(Stored data)
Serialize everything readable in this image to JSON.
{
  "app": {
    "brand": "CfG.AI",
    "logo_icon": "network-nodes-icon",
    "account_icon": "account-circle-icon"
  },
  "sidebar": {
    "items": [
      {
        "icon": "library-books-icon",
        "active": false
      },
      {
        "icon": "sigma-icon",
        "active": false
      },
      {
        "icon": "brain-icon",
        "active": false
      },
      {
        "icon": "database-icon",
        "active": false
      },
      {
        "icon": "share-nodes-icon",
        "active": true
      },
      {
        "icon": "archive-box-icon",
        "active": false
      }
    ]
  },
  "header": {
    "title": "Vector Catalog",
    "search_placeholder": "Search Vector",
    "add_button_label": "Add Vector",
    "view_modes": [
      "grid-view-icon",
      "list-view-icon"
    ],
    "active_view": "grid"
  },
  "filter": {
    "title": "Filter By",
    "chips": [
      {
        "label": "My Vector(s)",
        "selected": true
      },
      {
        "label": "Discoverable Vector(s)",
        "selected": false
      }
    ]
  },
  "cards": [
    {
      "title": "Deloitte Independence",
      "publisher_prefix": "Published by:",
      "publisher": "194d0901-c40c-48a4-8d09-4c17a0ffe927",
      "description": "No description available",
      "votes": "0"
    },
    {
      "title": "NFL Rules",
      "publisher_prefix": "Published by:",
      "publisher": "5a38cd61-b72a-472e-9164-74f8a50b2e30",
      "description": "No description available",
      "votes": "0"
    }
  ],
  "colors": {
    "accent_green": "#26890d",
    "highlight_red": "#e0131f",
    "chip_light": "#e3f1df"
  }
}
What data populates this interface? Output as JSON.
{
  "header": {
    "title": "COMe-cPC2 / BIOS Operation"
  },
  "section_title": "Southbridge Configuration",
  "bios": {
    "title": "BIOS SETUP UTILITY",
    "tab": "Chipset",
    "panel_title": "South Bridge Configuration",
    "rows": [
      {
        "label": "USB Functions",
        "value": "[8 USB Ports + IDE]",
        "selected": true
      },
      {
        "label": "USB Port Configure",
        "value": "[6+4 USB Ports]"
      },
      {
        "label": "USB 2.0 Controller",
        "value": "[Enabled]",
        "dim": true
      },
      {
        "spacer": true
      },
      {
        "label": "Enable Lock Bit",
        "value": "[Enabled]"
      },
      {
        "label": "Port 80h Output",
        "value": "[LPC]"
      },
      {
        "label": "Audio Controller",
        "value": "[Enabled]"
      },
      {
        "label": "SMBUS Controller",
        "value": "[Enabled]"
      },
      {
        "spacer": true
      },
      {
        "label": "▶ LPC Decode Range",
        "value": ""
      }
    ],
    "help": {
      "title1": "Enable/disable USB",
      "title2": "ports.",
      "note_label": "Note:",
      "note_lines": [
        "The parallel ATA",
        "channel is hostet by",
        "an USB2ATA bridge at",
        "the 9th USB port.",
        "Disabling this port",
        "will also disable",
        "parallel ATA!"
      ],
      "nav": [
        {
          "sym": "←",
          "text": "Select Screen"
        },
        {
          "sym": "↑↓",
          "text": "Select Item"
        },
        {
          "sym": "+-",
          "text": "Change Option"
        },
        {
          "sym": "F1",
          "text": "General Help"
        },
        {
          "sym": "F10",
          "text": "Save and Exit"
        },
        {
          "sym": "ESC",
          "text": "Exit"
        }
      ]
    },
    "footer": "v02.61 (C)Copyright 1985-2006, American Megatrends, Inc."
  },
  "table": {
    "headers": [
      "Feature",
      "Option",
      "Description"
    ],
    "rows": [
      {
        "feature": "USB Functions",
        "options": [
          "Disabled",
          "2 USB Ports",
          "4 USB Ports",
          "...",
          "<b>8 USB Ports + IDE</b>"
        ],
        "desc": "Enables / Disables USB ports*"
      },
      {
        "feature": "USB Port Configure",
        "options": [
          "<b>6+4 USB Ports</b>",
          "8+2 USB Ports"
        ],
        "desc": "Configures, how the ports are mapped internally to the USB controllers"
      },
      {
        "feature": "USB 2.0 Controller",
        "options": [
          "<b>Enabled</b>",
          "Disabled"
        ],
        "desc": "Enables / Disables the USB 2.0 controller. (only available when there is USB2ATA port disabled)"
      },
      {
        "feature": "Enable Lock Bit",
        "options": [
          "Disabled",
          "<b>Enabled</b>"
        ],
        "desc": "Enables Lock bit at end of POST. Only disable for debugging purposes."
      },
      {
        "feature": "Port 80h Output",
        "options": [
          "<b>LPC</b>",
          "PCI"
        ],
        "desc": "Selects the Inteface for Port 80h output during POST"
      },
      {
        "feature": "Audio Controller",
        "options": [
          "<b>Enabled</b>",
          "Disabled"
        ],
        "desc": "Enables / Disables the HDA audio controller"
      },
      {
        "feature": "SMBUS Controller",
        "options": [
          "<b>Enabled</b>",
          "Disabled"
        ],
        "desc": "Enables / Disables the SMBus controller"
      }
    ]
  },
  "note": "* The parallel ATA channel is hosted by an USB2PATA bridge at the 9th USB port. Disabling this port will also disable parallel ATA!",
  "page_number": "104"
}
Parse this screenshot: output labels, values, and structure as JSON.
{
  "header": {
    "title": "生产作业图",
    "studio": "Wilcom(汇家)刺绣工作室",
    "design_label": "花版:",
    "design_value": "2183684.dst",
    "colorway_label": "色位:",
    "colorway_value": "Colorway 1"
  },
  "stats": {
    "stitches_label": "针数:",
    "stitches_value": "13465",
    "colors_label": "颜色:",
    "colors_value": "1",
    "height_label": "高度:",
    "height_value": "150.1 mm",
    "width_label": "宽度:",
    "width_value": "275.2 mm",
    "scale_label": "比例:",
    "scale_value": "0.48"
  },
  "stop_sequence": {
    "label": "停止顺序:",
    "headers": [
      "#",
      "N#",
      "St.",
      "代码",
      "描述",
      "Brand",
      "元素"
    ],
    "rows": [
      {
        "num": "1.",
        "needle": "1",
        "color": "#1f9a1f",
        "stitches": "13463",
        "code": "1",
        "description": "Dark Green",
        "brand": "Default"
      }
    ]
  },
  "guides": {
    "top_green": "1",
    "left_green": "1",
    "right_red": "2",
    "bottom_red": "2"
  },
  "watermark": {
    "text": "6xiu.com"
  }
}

▶ Exercise description
Retype the material above, line by line, exactly.

▶ Task answer
Serialize everything readable in this image to JSON.
{
  "app": {
    "brand": "CfG.AI",
    "logo_icon": "network-nodes-icon",
    "account_icon": "account-circle-icon"
  },
  "sidebar": {
    "items": [
      {
        "icon": "library-books-icon",
        "active": false
      },
      {
        "icon": "sigma-icon",
        "active": false
      },
      {
        "icon": "brain-icon",
        "active": false
      },
      {
        "icon": "database-icon",
        "active": false
      },
      {
        "icon": "share-nodes-icon",
        "active": true
      },
      {
        "icon": "archive-box-icon",
        "active": false
      }
    ]
  },
  "header": {
    "title": "Vector Catalog",
    "search_placeholder": "Search Vector",
    "add_button_label": "Add Vector",
    "view_modes": [
      "grid-view-icon",
      "list-view-icon"
    ],
    "active_view": "grid"
  },
  "filter": {
    "title": "Filter By",
    "chips": [
      {
        "label": "My Vector(s)",
        "selected": true
      },
      {
        "label": "Discoverable Vector(s)",
        "selected": false
      }
    ]
  },
  "cards": [
    {
      "title": "Deloitte Independence",
      "publisher_prefix": "Published by:",
      "publisher": "194d0901-c40c-48a4-8d09-4c17a0ffe927",
      "description": "No description available",
      "votes": "0"
    },
    {
      "title": "NFL Rules",
      "publisher_prefix": "Published by:",
      "publisher": "5a38cd61-b72a-472e-9164-74f8a50b2e30",
      "description": "No description available",
      "votes": "0"
    }
  ],
  "colors": {
    "accent_green": "#26890d",
    "highlight_red": "#e0131f",
    "chip_light": "#e3f1df"
  }
}
What data populates this interface? Output as JSON.
{
  "header": {
    "title": "COMe-cPC2 / BIOS Operation"
  },
  "section_title": "Southbridge Configuration",
  "bios": {
    "title": "BIOS SETUP UTILITY",
    "tab": "Chipset",
    "panel_title": "South Bridge Configuration",
    "rows": [
      {
        "label": "USB Functions",
        "value": "[8 USB Ports + IDE]",
        "selected": true
      },
      {
        "label": "USB Port Configure",
        "value": "[6+4 USB Ports]"
      },
      {
        "label": "USB 2.0 Controller",
        "value": "[Enabled]",
        "dim": true
      },
      {
        "spacer": true
      },
      {
        "label": "Enable Lock Bit",
        "value": "[Enabled]"
      },
      {
        "label": "Port 80h Output",
        "value": "[LPC]"
      },
      {
        "label": "Audio Controller",
        "value": "[Enabled]"
      },
      {
        "label": "SMBUS Controller",
        "value": "[Enabled]"
      },
      {
        "spacer": true
      },
      {
        "label": "▶ LPC Decode Range",
        "value": ""
      }
    ],
    "help": {
      "title1": "Enable/disable USB",
      "title2": "ports.",
      "note_label": "Note:",
      "note_lines": [
        "The parallel ATA",
        "channel is hostet by",
        "an USB2ATA bridge at",
        "the 9th USB port.",
        "Disabling this port",
        "will also disable",
        "parallel ATA!"
      ],
      "nav": [
        {
          "sym": "←",
          "text": "Select Screen"
        },
        {
          "sym": "↑↓",
          "text": "Select Item"
        },
        {
          "sym": "+-",
          "text": "Change Option"
        },
        {
          "sym": "F1",
          "text": "General Help"
        },
        {
          "sym": "F10",
          "text": "Save and Exit"
        },
        {
          "sym": "ESC",
          "text": "Exit"
        }
      ]
    },
    "footer": "v02.61 (C)Copyright 1985-2006, American Megatrends, Inc."
  },
  "table": {
    "headers": [
      "Feature",
      "Option",
      "Description"
    ],
    "rows": [
      {
        "feature": "USB Functions",
        "options": [
          "Disabled",
          "2 USB Ports",
          "4 USB Ports",
          "...",
          "<b>8 USB Ports + IDE</b>"
        ],
        "desc": "Enables / Disables USB ports*"
      },
      {
        "feature": "USB Port Configure",
        "options": [
          "<b>6+4 USB Ports</b>",
          "8+2 USB Ports"
        ],
        "desc": "Configures, how the ports are mapped internally to the USB controllers"
      },
      {
        "feature": "USB 2.0 Controller",
        "options": [
          "<b>Enabled</b>",
          "Disabled"
        ],
        "desc": "Enables / Disables the USB 2.0 controller. (only available when there is USB2ATA port disabled)"
      },
      {
        "feature": "Enable Lock Bit",
        "options": [
          "Disabled",
          "<b>Enabled</b>"
        ],
        "desc": "Enables Lock bit at end of POST. Only disable for debugging purposes."
      },
      {
        "feature": "Port 80h Output",
        "options": [
          "<b>LPC</b>",
          "PCI"
        ],
        "desc": "Selects the Inteface for Port 80h output during POST"
      },
      {
        "feature": "Audio Controller",
        "options": [
          "<b>Enabled</b>",
          "Disabled"
        ],
        "desc": "Enables / Disables the HDA audio controller"
      },
      {
        "feature": "SMBUS Controller",
        "options": [
          "<b>Enabled</b>",
          "Disabled"
        ],
        "desc": "Enables / Disables the SMBus controller"
      }
    ]
  },
  "note": "* The parallel ATA channel is hosted by an USB2PATA bridge at the 9th USB port. Disabling this port will also disable parallel ATA!",
  "page_number": "104"
}
Parse this screenshot: output labels, values, and structure as JSON.
{
  "header": {
    "title": "生产作业图",
    "studio": "Wilcom(汇家)刺绣工作室",
    "design_label": "花版:",
    "design_value": "2183684.dst",
    "colorway_label": "色位:",
    "colorway_value": "Colorway 1"
  },
  "stats": {
    "stitches_label": "针数:",
    "stitches_value": "13465",
    "colors_label": "颜色:",
    "colors_value": "1",
    "height_label": "高度:",
    "height_value": "150.1 mm",
    "width_label": "宽度:",
    "width_value": "275.2 mm",
    "scale_label": "比例:",
    "scale_value": "0.48"
  },
  "stop_sequence": {
    "label": "停止顺序:",
    "headers": [
      "#",
      "N#",
      "St.",
      "代码",
      "描述",
      "Brand",
      "元素"
    ],
    "rows": [
      {
        "num": "1.",
        "needle": "1",
        "color": "#1f9a1f",
        "stitches": "13463",
        "code": "1",
        "description": "Dark Green",
        "brand": "Default"
      }
    ]
  },
  "guides": {
    "top_green": "1",
    "left_green": "1",
    "right_red": "2",
    "bottom_red": "2"
  },
  "watermark": {
    "text": "6xiu.com"
  }
}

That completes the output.